> _The data_:

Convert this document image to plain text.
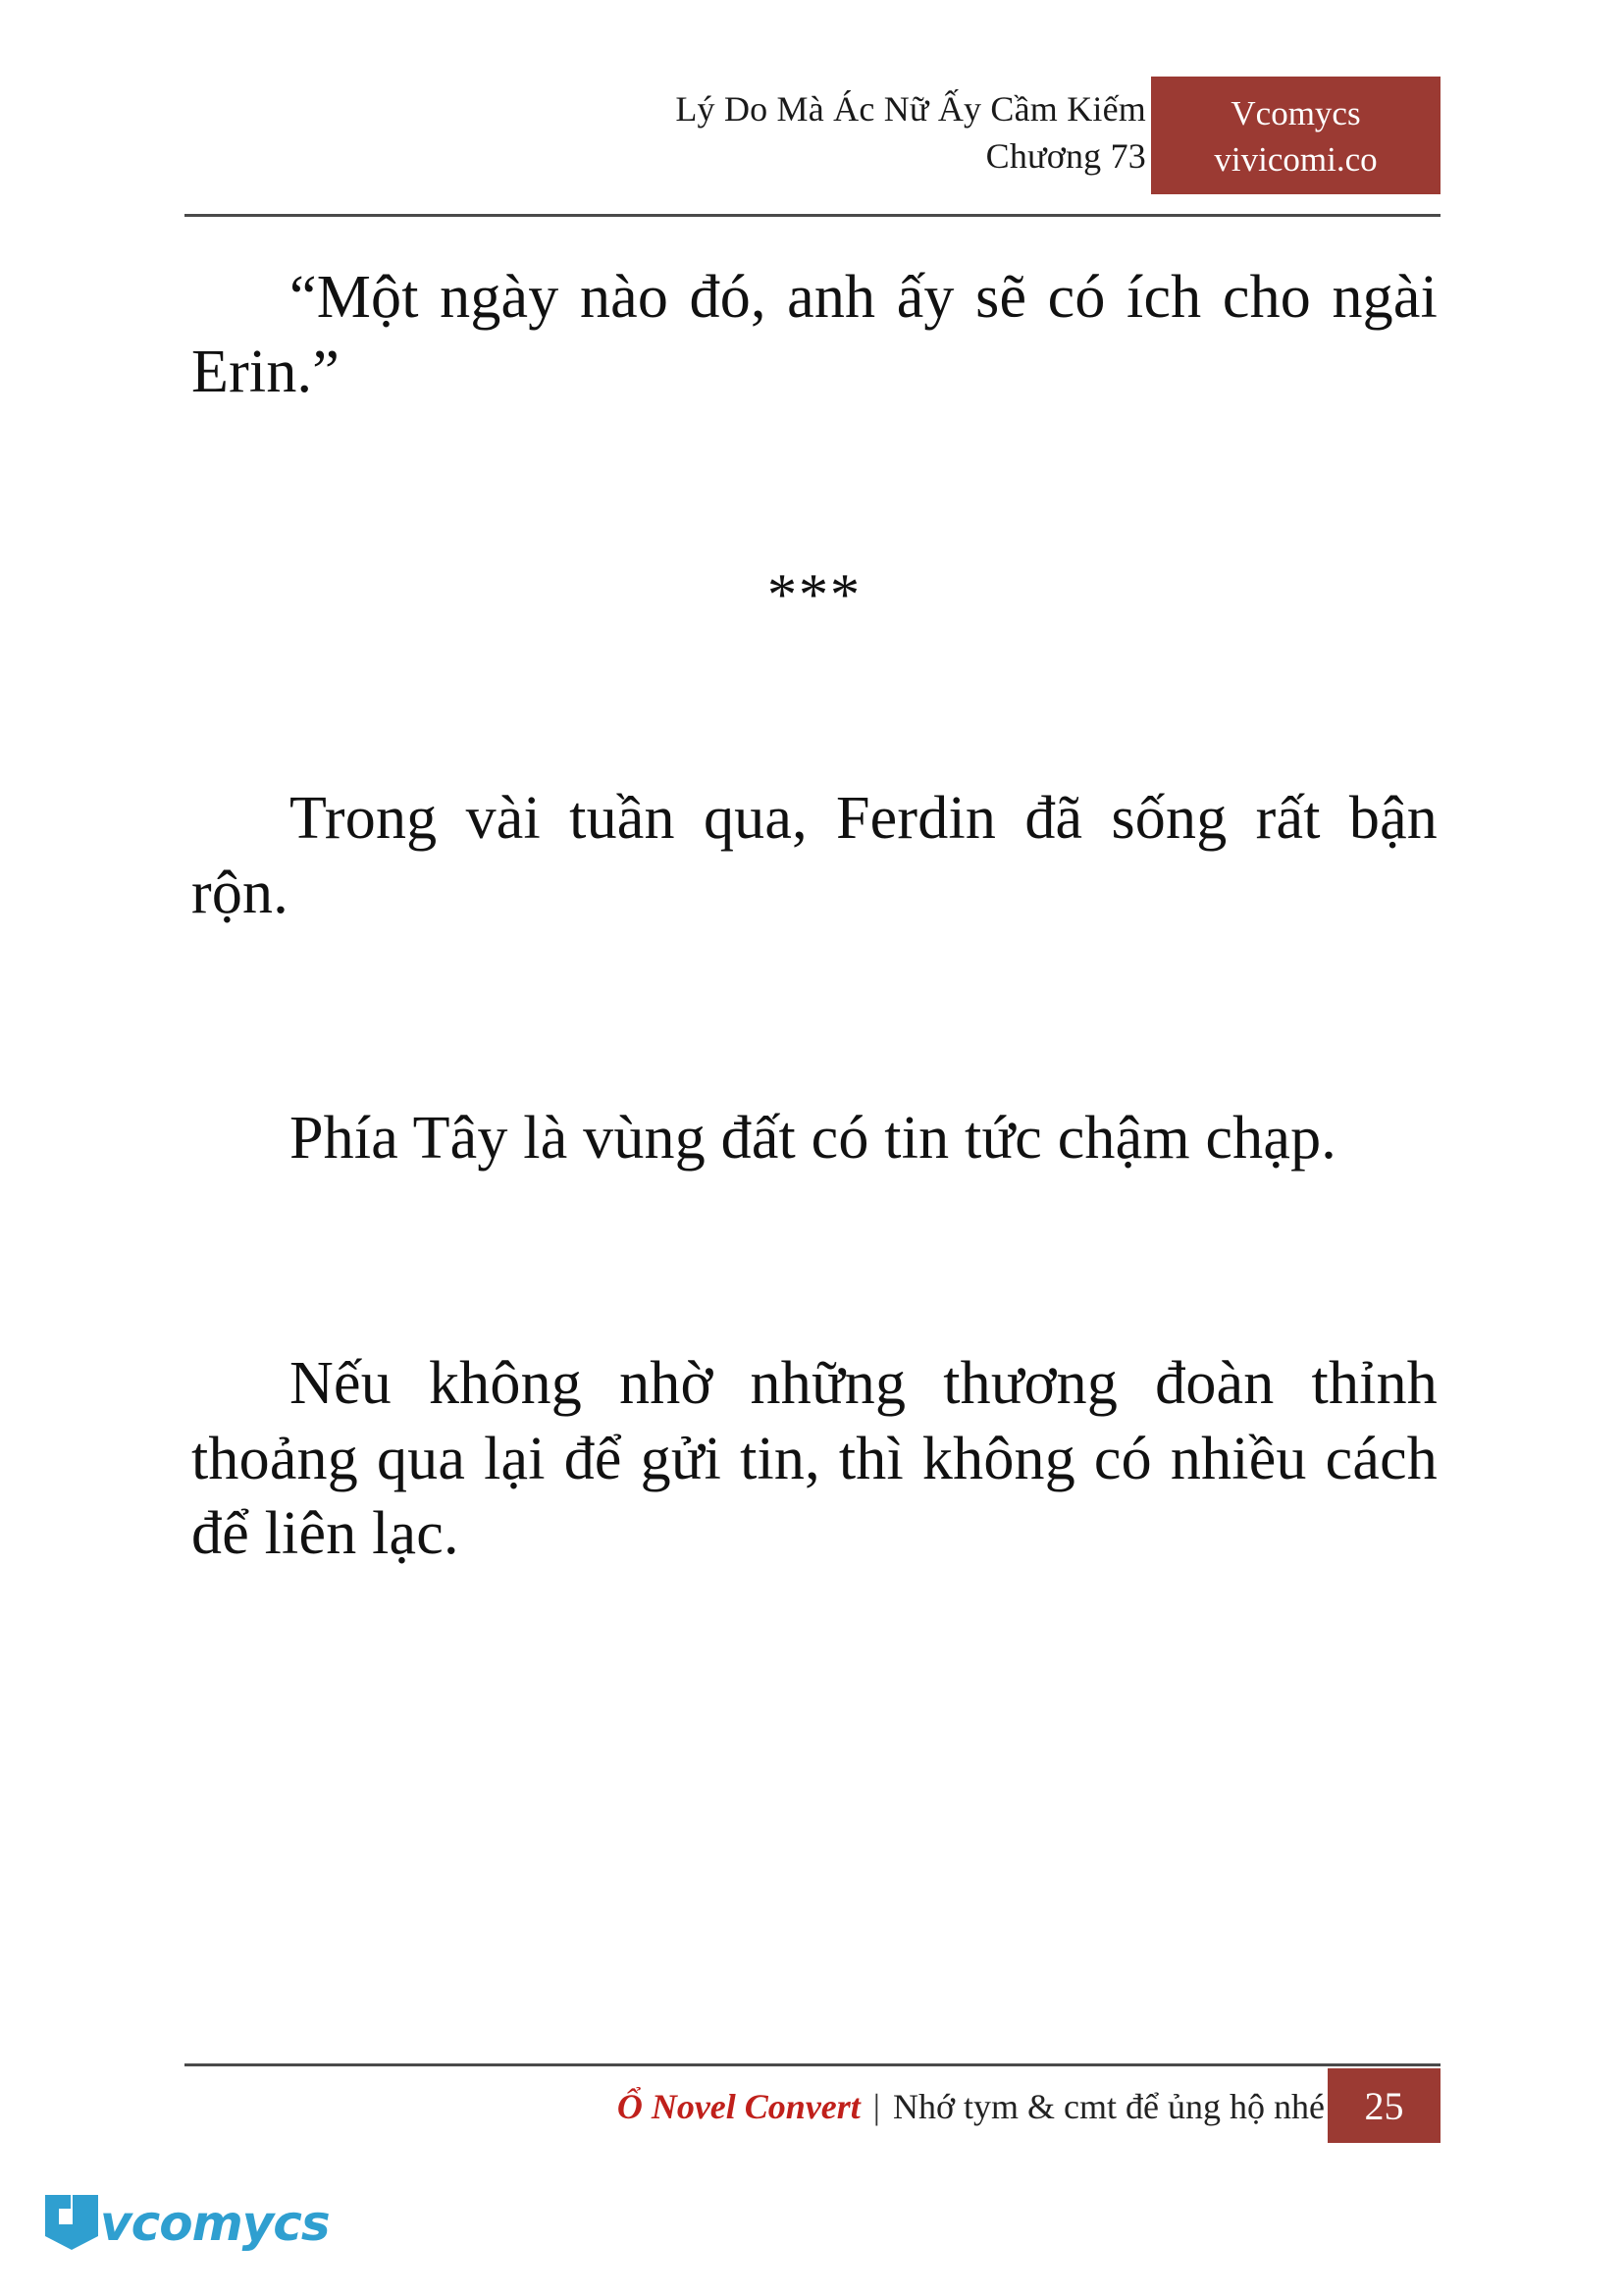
Lý Do Mà Ác Nữ Ấy Cầm Kiếm
Chương 73
Vcomycs
vivicomi.co

“Một ngày nào đó, anh ấy sẽ có ích cho ngài Erin.”

***

Trong vài tuần qua, Ferdin đã sống rất bận rộn.

Phía Tây là vùng đất có tin tức chậm chạp.

Nếu không nhờ những thương đoàn thỉnh thoảng qua lại để gửi tin, thì không có nhiều cách để liên lạc.

Ổ Novel Convert | Nhớ tym & cmt để ủng hộ nhé	25
vcomycs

> _Exercise_:
Every entry must be transcribed exactly. Pictures do not belong in the copy.

> _Task result_:
Convert this document image to plain text.
Lý Do Mà Ác Nữ Ấy Cầm Kiếm
Chương 73
Vcomycs
vivicomi.co

“Một ngày nào đó, anh ấy sẽ có ích cho ngài Erin.”

***

Trong vài tuần qua, Ferdin đã sống rất bận rộn.

Phía Tây là vùng đất có tin tức chậm chạp.

Nếu không nhờ những thương đoàn thỉnh thoảng qua lại để gửi tin, thì không có nhiều cách để liên lạc.

Ổ Novel Convert | Nhớ tym & cmt để ủng hộ nhé	25
vcomycs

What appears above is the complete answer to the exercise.